Same thing happened to me (2nd Honda).  The Carfax was totally clean.  Came to find out after hitting a deer (two, actually ) that it must have had significant repairs done in the past.  The bodyshop guy told me that if no insurance claim is filed, then it's not going to show up on the Carfax.  The car had been previously leased, which I thought made it more trustworthy.  But they said the dealer likely fixed it up in-house.  That car had so many mechanical problems from day 1, I could have just gotten a new car for all the money that ended up going into ongoing repairs.  I remember the salesman's face falling when my father and I said we'd pass on the warranty, taking the condition at face value.  He must've known.  $2500 transmission bill within a few months followed by multiple other issues.  

For that reason I became strongly hesitant to buy used ever again.  I'd need to know the person I was buying from or get a certified pre-owned vehicle with a strong warranty.

My current car (also a Honda) is one I'm happy with and, yes, was initially underwater on, though not to to the degree discussed above.  I was basically in a position where I had to buy a car for work, had little to put down, and I wanted something reliable that I wouldn't need to worry about and that I would want to keep for a long time--also something that would retain its value.  Still not a good financial decision, but I hopefully will have it paid off early this year and have no plans to buy a new one any time soon.

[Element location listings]

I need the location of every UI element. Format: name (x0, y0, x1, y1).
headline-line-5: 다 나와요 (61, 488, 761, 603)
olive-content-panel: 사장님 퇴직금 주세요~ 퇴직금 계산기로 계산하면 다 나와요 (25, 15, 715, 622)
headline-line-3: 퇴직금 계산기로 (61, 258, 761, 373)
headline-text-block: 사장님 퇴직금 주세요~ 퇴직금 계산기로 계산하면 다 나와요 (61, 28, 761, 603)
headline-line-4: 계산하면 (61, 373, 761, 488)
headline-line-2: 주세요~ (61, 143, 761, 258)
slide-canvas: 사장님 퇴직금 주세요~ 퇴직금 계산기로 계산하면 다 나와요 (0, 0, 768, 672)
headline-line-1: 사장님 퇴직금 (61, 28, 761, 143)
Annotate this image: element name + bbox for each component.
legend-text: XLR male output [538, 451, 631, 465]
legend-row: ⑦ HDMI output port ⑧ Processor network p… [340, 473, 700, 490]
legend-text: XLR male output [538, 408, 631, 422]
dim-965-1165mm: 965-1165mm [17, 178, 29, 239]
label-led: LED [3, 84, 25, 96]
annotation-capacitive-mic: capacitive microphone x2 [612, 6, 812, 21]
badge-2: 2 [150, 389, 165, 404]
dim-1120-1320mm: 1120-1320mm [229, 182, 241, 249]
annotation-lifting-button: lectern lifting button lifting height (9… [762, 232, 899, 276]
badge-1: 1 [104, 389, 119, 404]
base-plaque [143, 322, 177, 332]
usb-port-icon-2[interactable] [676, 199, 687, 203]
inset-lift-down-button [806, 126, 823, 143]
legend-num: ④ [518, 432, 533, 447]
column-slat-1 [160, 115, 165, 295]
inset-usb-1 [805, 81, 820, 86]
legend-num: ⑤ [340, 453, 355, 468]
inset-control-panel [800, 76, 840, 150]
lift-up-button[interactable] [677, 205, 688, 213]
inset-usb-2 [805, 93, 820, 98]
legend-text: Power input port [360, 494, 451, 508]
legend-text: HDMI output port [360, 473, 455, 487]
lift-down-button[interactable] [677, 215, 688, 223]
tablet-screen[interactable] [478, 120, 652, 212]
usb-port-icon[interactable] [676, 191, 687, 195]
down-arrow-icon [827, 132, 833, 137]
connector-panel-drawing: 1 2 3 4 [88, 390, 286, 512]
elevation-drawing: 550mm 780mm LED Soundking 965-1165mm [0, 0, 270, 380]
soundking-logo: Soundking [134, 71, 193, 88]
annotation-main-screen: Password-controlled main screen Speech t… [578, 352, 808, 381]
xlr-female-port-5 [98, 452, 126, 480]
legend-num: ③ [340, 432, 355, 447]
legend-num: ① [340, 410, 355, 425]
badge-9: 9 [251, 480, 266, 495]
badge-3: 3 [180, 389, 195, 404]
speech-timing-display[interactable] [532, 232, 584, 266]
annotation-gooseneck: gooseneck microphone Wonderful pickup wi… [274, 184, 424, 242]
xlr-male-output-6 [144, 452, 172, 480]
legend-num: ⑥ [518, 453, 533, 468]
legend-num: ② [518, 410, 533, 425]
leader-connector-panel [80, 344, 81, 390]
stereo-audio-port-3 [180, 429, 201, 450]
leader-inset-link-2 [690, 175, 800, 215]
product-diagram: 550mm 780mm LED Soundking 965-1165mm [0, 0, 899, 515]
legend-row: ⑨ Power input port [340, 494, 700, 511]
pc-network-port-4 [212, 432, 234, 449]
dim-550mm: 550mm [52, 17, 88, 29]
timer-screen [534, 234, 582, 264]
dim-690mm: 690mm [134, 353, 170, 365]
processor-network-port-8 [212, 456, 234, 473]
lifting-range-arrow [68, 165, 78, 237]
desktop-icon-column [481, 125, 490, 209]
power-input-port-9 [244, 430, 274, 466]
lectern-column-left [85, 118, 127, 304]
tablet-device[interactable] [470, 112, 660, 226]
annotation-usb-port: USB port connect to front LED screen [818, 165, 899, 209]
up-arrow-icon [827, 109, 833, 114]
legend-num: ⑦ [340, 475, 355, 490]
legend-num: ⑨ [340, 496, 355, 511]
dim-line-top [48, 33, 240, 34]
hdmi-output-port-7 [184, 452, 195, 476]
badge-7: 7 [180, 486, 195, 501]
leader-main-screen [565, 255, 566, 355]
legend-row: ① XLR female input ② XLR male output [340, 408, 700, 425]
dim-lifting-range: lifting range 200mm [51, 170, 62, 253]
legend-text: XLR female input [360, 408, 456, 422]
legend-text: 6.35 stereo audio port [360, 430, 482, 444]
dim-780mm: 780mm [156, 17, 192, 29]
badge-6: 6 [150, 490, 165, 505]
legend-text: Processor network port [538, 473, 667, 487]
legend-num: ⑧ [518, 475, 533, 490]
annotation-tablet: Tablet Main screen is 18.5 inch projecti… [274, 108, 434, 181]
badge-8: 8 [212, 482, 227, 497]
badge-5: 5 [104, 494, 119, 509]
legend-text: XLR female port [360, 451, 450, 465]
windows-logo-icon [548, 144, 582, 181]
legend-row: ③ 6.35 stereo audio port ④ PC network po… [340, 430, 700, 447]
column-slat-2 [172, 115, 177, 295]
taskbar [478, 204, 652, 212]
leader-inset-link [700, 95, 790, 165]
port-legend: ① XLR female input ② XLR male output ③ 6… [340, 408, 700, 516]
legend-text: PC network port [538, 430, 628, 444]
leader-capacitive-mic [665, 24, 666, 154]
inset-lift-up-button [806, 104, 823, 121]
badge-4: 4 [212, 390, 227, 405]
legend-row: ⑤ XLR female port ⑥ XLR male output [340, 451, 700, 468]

- Exercise requirements -
**A)** Write out the forum post about the used Honda and its clean Carfax report word for word, in full.
**B)** From the listings, extract the part that opens with their first line and closes with the line containing "headline-line-1: 사장님 퇴직금 (61, 28, 761, 143)". Reproduce it verbatim, with both of those lines included.

- Task answers -
**A)**
Same thing happened to me (2nd Honda).  The Carfax was totally clean.  Came to find out after hitting a deer (two, actually ) that it must have had significant repairs done in the past.  The bodyshop guy told me that if no insurance claim is filed, then it's not going to show up on the Carfax.  The car had been previously leased, which I thought made it more trustworthy.  But they said the dealer likely fixed it up in-house.  That car had so many mechanical problems from day 1, I could have just gotten a new car for all the money that ended up going into ongoing repairs.  I remember the salesman's face falling when my father and I said we'd pass on the warranty, taking the condition at face value.  He must've known.  $2500 transmission bill within a few months followed by multiple other issues.  

For that reason I became strongly hesitant to buy used ever again.  I'd need to know the person I was buying from or get a certified pre-owned vehicle with a strong warranty.

My current car (also a Honda) is one I'm happy with and, yes, was initially underwater on, though not to to the degree discussed above.  I was basically in a position where I had to buy a car for work, had little to put down, and I wanted something reliable that I wouldn't need to worry about and that I would want to keep for a long time--also something that would retain its value.  Still not a good financial decision, but I hopefully will have it paid off early this year and have no plans to buy a new one any time soon.

**B)**
I need the location of every UI element. Format: name (x0, y0, x1, y1).
headline-line-5: 다 나와요 (61, 488, 761, 603)
olive-content-panel: 사장님 퇴직금 주세요~ 퇴직금 계산기로 계산하면 다 나와요 (25, 15, 715, 622)
headline-line-3: 퇴직금 계산기로 (61, 258, 761, 373)
headline-text-block: 사장님 퇴직금 주세요~ 퇴직금 계산기로 계산하면 다 나와요 (61, 28, 761, 603)
headline-line-4: 계산하면 (61, 373, 761, 488)
headline-line-2: 주세요~ (61, 143, 761, 258)
slide-canvas: 사장님 퇴직금 주세요~ 퇴직금 계산기로 계산하면 다 나와요 (0, 0, 768, 672)
headline-line-1: 사장님 퇴직금 (61, 28, 761, 143)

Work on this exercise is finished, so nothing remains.